Task description: Retype the complete listing exactly as it appears.

Provided entries:
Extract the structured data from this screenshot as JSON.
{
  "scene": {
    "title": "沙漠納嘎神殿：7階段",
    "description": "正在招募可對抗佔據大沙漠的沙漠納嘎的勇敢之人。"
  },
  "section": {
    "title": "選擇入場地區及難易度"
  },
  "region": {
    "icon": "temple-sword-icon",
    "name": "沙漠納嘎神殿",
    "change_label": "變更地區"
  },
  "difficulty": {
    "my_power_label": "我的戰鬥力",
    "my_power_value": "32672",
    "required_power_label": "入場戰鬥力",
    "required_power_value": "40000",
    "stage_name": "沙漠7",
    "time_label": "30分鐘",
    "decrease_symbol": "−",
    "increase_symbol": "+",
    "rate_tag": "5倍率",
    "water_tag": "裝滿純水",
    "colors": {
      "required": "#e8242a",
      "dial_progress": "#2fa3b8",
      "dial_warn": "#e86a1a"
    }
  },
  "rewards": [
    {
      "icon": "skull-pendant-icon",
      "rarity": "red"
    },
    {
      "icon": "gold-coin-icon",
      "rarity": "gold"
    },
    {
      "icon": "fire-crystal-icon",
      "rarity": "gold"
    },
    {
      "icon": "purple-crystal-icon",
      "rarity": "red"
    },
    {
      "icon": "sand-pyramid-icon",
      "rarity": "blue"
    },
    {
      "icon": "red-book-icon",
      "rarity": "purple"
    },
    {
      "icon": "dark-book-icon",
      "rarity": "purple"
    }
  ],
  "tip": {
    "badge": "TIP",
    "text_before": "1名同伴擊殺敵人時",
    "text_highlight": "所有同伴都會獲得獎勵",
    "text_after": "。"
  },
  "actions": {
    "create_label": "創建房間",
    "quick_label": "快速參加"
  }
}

Solution:
Extract the structured data from this screenshot as JSON.
{
  "scene": {
    "title": "沙漠納嘎神殿：7階段",
    "description": "正在招募可對抗佔據大沙漠的沙漠納嘎的勇敢之人。"
  },
  "section": {
    "title": "選擇入場地區及難易度"
  },
  "region": {
    "icon": "temple-sword-icon",
    "name": "沙漠納嘎神殿",
    "change_label": "變更地區"
  },
  "difficulty": {
    "my_power_label": "我的戰鬥力",
    "my_power_value": "32672",
    "required_power_label": "入場戰鬥力",
    "required_power_value": "40000",
    "stage_name": "沙漠7",
    "time_label": "30分鐘",
    "decrease_symbol": "−",
    "increase_symbol": "+",
    "rate_tag": "5倍率",
    "water_tag": "裝滿純水",
    "colors": {
      "required": "#e8242a",
      "dial_progress": "#2fa3b8",
      "dial_warn": "#e86a1a"
    }
  },
  "rewards": [
    {
      "icon": "skull-pendant-icon",
      "rarity": "red"
    },
    {
      "icon": "gold-coin-icon",
      "rarity": "gold"
    },
    {
      "icon": "fire-crystal-icon",
      "rarity": "gold"
    },
    {
      "icon": "purple-crystal-icon",
      "rarity": "red"
    },
    {
      "icon": "sand-pyramid-icon",
      "rarity": "blue"
    },
    {
      "icon": "red-book-icon",
      "rarity": "purple"
    },
    {
      "icon": "dark-book-icon",
      "rarity": "purple"
    }
  ],
  "tip": {
    "badge": "TIP",
    "text_before": "1名同伴擊殺敵人時",
    "text_highlight": "所有同伴都會獲得獎勵",
    "text_after": "。"
  },
  "actions": {
    "create_label": "創建房間",
    "quick_label": "快速參加"
  }
}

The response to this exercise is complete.